- _WORK TO BE COMPLETED_
Using the data below, copy every line that contains the word "Stage".

-- SUPPLIED INFORMATION follows --

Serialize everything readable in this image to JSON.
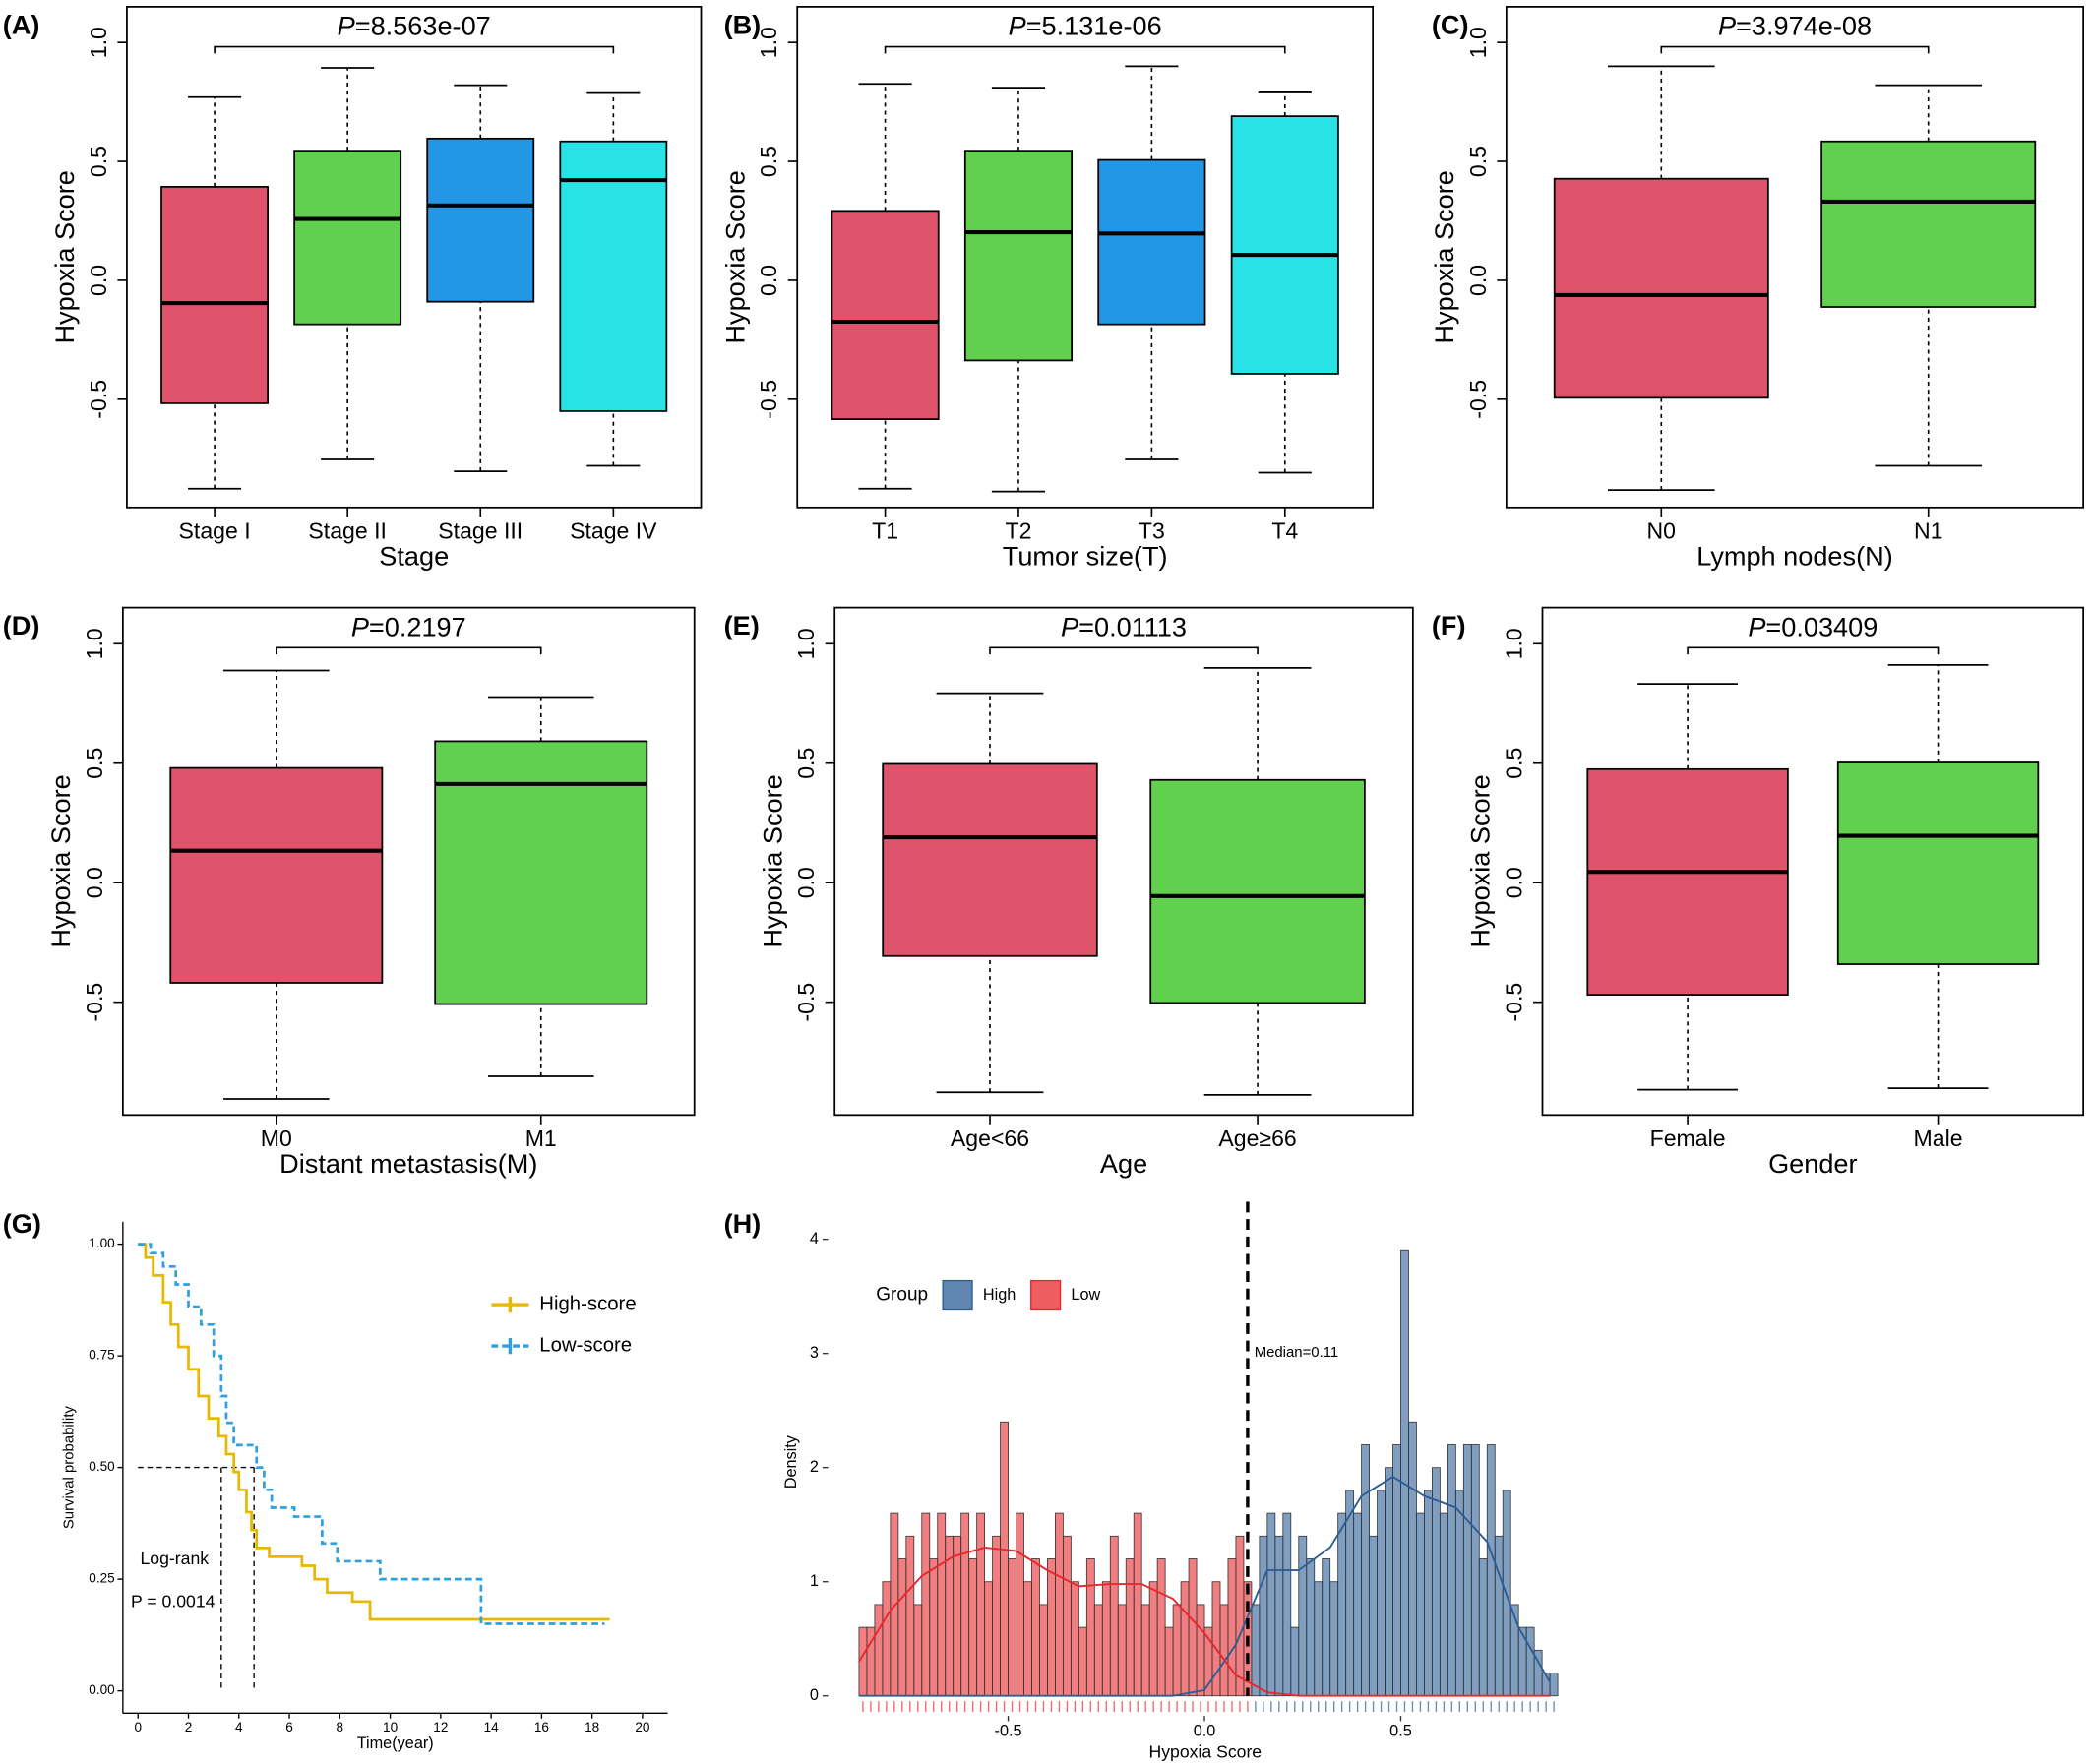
{
  "chart_data": [
    {
      "type": "box",
      "panel": "(A)",
      "ylabel": "Hypoxia Score",
      "xlabel": "Stage",
      "categories": [
        "Stage I",
        "Stage II",
        "Stage III",
        "Stage IV"
      ],
      "colors": [
        "#df536b",
        "#61d04f",
        "#2297e6",
        "#28e2e5"
      ],
      "boxes": [
        {
          "whislo": -0.876,
          "q1": -0.517,
          "med": -0.096,
          "q3": 0.393,
          "whishi": 0.77
        },
        {
          "whislo": -0.753,
          "q1": -0.185,
          "med": 0.258,
          "q3": 0.545,
          "whishi": 0.893
        },
        {
          "whislo": -0.803,
          "q1": -0.09,
          "med": 0.315,
          "q3": 0.596,
          "whishi": 0.82
        },
        {
          "whislo": -0.78,
          "q1": -0.55,
          "med": 0.421,
          "q3": 0.584,
          "whishi": 0.787
        }
      ],
      "ylim": [
        -0.955,
        1.15
      ],
      "yticks": [
        {
          "value": -0.5,
          "label": "-0.5"
        },
        {
          "value": 0,
          "label": "0.0"
        },
        0.5,
        {
          "value": 1,
          "label": "1.0"
        }
      ],
      "p_symbol": "P",
      "p_text": "=8.563e-07"
    },
    {
      "type": "box",
      "panel": "(B)",
      "ylabel": "Hypoxia Score",
      "xlabel": "Tumor size(T)",
      "categories": [
        "T1",
        "T2",
        "T3",
        "T4"
      ],
      "colors": [
        "#df536b",
        "#61d04f",
        "#2297e6",
        "#28e2e5"
      ],
      "boxes": [
        {
          "whislo": -0.876,
          "q1": -0.584,
          "med": -0.174,
          "q3": 0.292,
          "whishi": 0.826
        },
        {
          "whislo": -0.888,
          "q1": -0.337,
          "med": 0.202,
          "q3": 0.545,
          "whishi": 0.81
        },
        {
          "whislo": -0.753,
          "q1": -0.185,
          "med": 0.197,
          "q3": 0.506,
          "whishi": 0.9
        },
        {
          "whislo": -0.809,
          "q1": -0.393,
          "med": 0.107,
          "q3": 0.69,
          "whishi": 0.79
        }
      ],
      "ylim": [
        -0.955,
        1.15
      ],
      "yticks": [
        {
          "value": -0.5,
          "label": "-0.5"
        },
        {
          "value": 0,
          "label": "0.0"
        },
        0.5,
        {
          "value": 1,
          "label": "1.0"
        }
      ],
      "p_symbol": "P",
      "p_text": "=5.131e-06"
    },
    {
      "type": "box",
      "panel": "(C)",
      "ylabel": "Hypoxia Score",
      "xlabel": "Lymph nodes(N)",
      "categories": [
        "N0",
        "N1"
      ],
      "colors": [
        "#df536b",
        "#61d04f"
      ],
      "boxes": [
        {
          "whislo": -0.882,
          "q1": -0.494,
          "med": -0.062,
          "q3": 0.427,
          "whishi": 0.9
        },
        {
          "whislo": -0.78,
          "q1": -0.112,
          "med": 0.331,
          "q3": 0.584,
          "whishi": 0.82
        }
      ],
      "ylim": [
        -0.955,
        1.15
      ],
      "yticks": [
        {
          "value": -0.5,
          "label": "-0.5"
        },
        {
          "value": 0,
          "label": "0.0"
        },
        0.5,
        {
          "value": 1,
          "label": "1.0"
        }
      ],
      "p_symbol": "P",
      "p_text": "=3.974e-08"
    },
    {
      "type": "box",
      "panel": "(D)",
      "ylabel": "Hypoxia Score",
      "xlabel": "Distant metastasis(M)",
      "categories": [
        "M0",
        "M1"
      ],
      "colors": [
        "#df536b",
        "#61d04f"
      ],
      "boxes": [
        {
          "whislo": -0.905,
          "q1": -0.419,
          "med": 0.134,
          "q3": 0.48,
          "whishi": 0.888
        },
        {
          "whislo": -0.81,
          "q1": -0.508,
          "med": 0.413,
          "q3": 0.592,
          "whishi": 0.777
        }
      ],
      "ylim": [
        -0.972,
        1.151
      ],
      "yticks": [
        {
          "value": -0.5,
          "label": "-0.5"
        },
        {
          "value": 0,
          "label": "0.0"
        },
        0.5,
        {
          "value": 1,
          "label": "1.0"
        }
      ],
      "p_symbol": "P",
      "p_text": "=0.2197"
    },
    {
      "type": "box",
      "panel": "(E)",
      "ylabel": "Hypoxia Score",
      "xlabel": "Age",
      "categories": [
        "Age<66",
        "Age≥66"
      ],
      "colors": [
        "#df536b",
        "#61d04f"
      ],
      "boxes": [
        {
          "whislo": -0.877,
          "q1": -0.307,
          "med": 0.19,
          "q3": 0.497,
          "whishi": 0.793
        },
        {
          "whislo": -0.888,
          "q1": -0.503,
          "med": -0.056,
          "q3": 0.43,
          "whishi": 0.899
        }
      ],
      "ylim": [
        -0.972,
        1.151
      ],
      "yticks": [
        {
          "value": -0.5,
          "label": "-0.5"
        },
        {
          "value": 0,
          "label": "0.0"
        },
        0.5,
        {
          "value": 1,
          "label": "1.0"
        }
      ],
      "p_symbol": "P",
      "p_text": "=0.01113"
    },
    {
      "type": "box",
      "panel": "(F)",
      "ylabel": "Hypoxia Score",
      "xlabel": "Gender",
      "categories": [
        "Female",
        "Male"
      ],
      "colors": [
        "#df536b",
        "#61d04f"
      ],
      "boxes": [
        {
          "whislo": -0.866,
          "q1": -0.469,
          "med": 0.045,
          "q3": 0.475,
          "whishi": 0.832
        },
        {
          "whislo": -0.86,
          "q1": -0.341,
          "med": 0.196,
          "q3": 0.503,
          "whishi": 0.911
        }
      ],
      "ylim": [
        -0.972,
        1.151
      ],
      "yticks": [
        {
          "value": -0.5,
          "label": "-0.5"
        },
        {
          "value": 0,
          "label": "0.0"
        },
        0.5,
        {
          "value": 1,
          "label": "1.0"
        }
      ],
      "p_symbol": "P",
      "p_text": "=0.03409"
    },
    {
      "type": "survival",
      "panel": "(G)",
      "xlabel": "Time(year)",
      "ylabel": "Survival probability",
      "xlim": [
        -0.6,
        21
      ],
      "ylim": [
        -0.05,
        1.05
      ],
      "xticks": [
        0,
        2,
        4,
        6,
        8,
        10,
        12,
        14,
        16,
        18,
        20
      ],
      "yticks": [
        {
          "value": 0,
          "label": "0.00"
        },
        {
          "value": 0.25,
          "label": "0.25"
        },
        {
          "value": 0.5,
          "label": "0.50"
        },
        {
          "value": 0.75,
          "label": "0.75"
        },
        {
          "value": 1,
          "label": "1.00"
        }
      ],
      "series": [
        {
          "name": "High-score",
          "color": "#e7b800",
          "linetype": "solid",
          "x": [
            0,
            0.3,
            0.6,
            1,
            1.3,
            1.6,
            2,
            2.4,
            2.8,
            3.2,
            3.5,
            3.8,
            4.0,
            4.3,
            4.5,
            4.7,
            5.2,
            6.5,
            7,
            7.5,
            8.5,
            9.2,
            18.7
          ],
          "values": [
            1,
            0.97,
            0.93,
            0.87,
            0.82,
            0.77,
            0.72,
            0.66,
            0.61,
            0.57,
            0.53,
            0.49,
            0.45,
            0.4,
            0.36,
            0.32,
            0.3,
            0.28,
            0.25,
            0.22,
            0.2,
            0.16,
            0.16
          ]
        },
        {
          "name": "Low-score",
          "color": "#2e9fdf",
          "linetype": "dashed",
          "x": [
            0,
            0.5,
            1,
            1.5,
            2,
            2.5,
            3,
            3.3,
            3.5,
            3.8,
            4.5,
            4.7,
            5,
            5.3,
            6.2,
            7.3,
            7.9,
            9.6,
            13.6,
            18.5
          ],
          "values": [
            1,
            0.98,
            0.95,
            0.91,
            0.86,
            0.82,
            0.75,
            0.66,
            0.6,
            0.55,
            0.55,
            0.5,
            0.45,
            0.41,
            0.39,
            0.33,
            0.29,
            0.25,
            0.15,
            0.15
          ]
        }
      ],
      "median_y": 0.5,
      "median_x": [
        3.3,
        4.6
      ],
      "annotations": [
        "Log-rank",
        "P = 0.0014"
      ]
    },
    {
      "type": "histogram",
      "panel": "(H)",
      "xlabel": "Hypoxia Score",
      "ylabel": "Density",
      "xlim": [
        -0.959,
        0.963
      ],
      "ylim": [
        -0.175,
        4.27
      ],
      "xticks": [
        -0.5,
        {
          "value": 0,
          "label": "0.0"
        },
        0.5
      ],
      "yticks": [
        0,
        1,
        2,
        3,
        4
      ],
      "bins": [
        -0.88,
        -0.86,
        -0.84,
        -0.82,
        -0.8,
        -0.78,
        -0.76,
        -0.74,
        -0.72,
        -0.7,
        -0.68,
        -0.66,
        -0.64,
        -0.62,
        -0.6,
        -0.58,
        -0.56,
        -0.54,
        -0.52,
        -0.5,
        -0.48,
        -0.46,
        -0.44,
        -0.42,
        -0.4,
        -0.38,
        -0.36,
        -0.34,
        -0.32,
        -0.3,
        -0.28,
        -0.26,
        -0.24,
        -0.22,
        -0.2,
        -0.18,
        -0.16,
        -0.14,
        -0.12,
        -0.1,
        -0.08,
        -0.06,
        -0.04,
        -0.02,
        0,
        0.02,
        0.04,
        0.06,
        0.08,
        0.1,
        0.12,
        0.14,
        0.16,
        0.18,
        0.2,
        0.22,
        0.24,
        0.26,
        0.28,
        0.3,
        0.32,
        0.34,
        0.36,
        0.38,
        0.4,
        0.42,
        0.44,
        0.46,
        0.48,
        0.5,
        0.52,
        0.54,
        0.56,
        0.58,
        0.6,
        0.62,
        0.64,
        0.66,
        0.68,
        0.7,
        0.72,
        0.74,
        0.76,
        0.78,
        0.8,
        0.82,
        0.84,
        0.86,
        0.88,
        0.9
      ],
      "values": [
        0.6,
        0.6,
        0.8,
        1.0,
        1.6,
        1.2,
        1.4,
        0.8,
        1.6,
        1.2,
        1.6,
        1.4,
        1.4,
        1.6,
        1.2,
        1.6,
        1.0,
        1.4,
        2.4,
        1.2,
        1.6,
        1.0,
        1.2,
        0.8,
        1.2,
        1.6,
        1.4,
        1.0,
        0.6,
        1.2,
        0.8,
        1.0,
        1.4,
        0.8,
        1.2,
        1.6,
        0.8,
        1.0,
        1.2,
        0.6,
        0.8,
        1.0,
        1.2,
        0.8,
        0.6,
        1.0,
        0.8,
        1.2,
        1.4,
        1.0,
        0.8,
        1.4,
        1.6,
        1.4,
        1.6,
        0.6,
        1.4,
        1.2,
        1.0,
        1.2,
        1.0,
        1.6,
        1.8,
        1.6,
        2.2,
        1.4,
        1.8,
        2.0,
        2.2,
        3.9,
        2.4,
        1.6,
        1.8,
        2.0,
        1.6,
        2.2,
        1.8,
        2.2,
        2.2,
        1.2,
        2.2,
        1.4,
        1.8,
        0.8,
        0.6,
        0.6,
        0.4,
        0.2,
        0.2
      ],
      "median": 0.11,
      "median_label": "Median=0.11",
      "legend_title": "Group",
      "density_x": [
        -0.88,
        -0.8,
        -0.72,
        -0.64,
        -0.56,
        -0.48,
        -0.4,
        -0.32,
        -0.24,
        -0.16,
        -0.08,
        0,
        0.08,
        0.16,
        0.24,
        0.32,
        0.4,
        0.48,
        0.56,
        0.64,
        0.72,
        0.8,
        0.88
      ],
      "groups": [
        {
          "name": "High",
          "color": "#2c5d95",
          "density": [
            0,
            0,
            0,
            0,
            0,
            0,
            0,
            0,
            0,
            0,
            0,
            0.05,
            0.45,
            1.1,
            1.1,
            1.3,
            1.75,
            1.92,
            1.75,
            1.65,
            1.35,
            0.6,
            0.12
          ]
        },
        {
          "name": "Low",
          "color": "#e8282c",
          "density": [
            0.3,
            0.75,
            1.05,
            1.22,
            1.3,
            1.27,
            1.1,
            0.96,
            0.98,
            0.98,
            0.85,
            0.55,
            0.18,
            0.03,
            0,
            0,
            0,
            0,
            0,
            0,
            0,
            0,
            0
          ]
        }
      ]
    }
  ]
}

-- SUPPLIED INFORMATION concluded --

- _TASK SOLUTION_
      "xlabel": "Stage",
        "Stage I",
        "Stage II",
        "Stage III",
        "Stage IV"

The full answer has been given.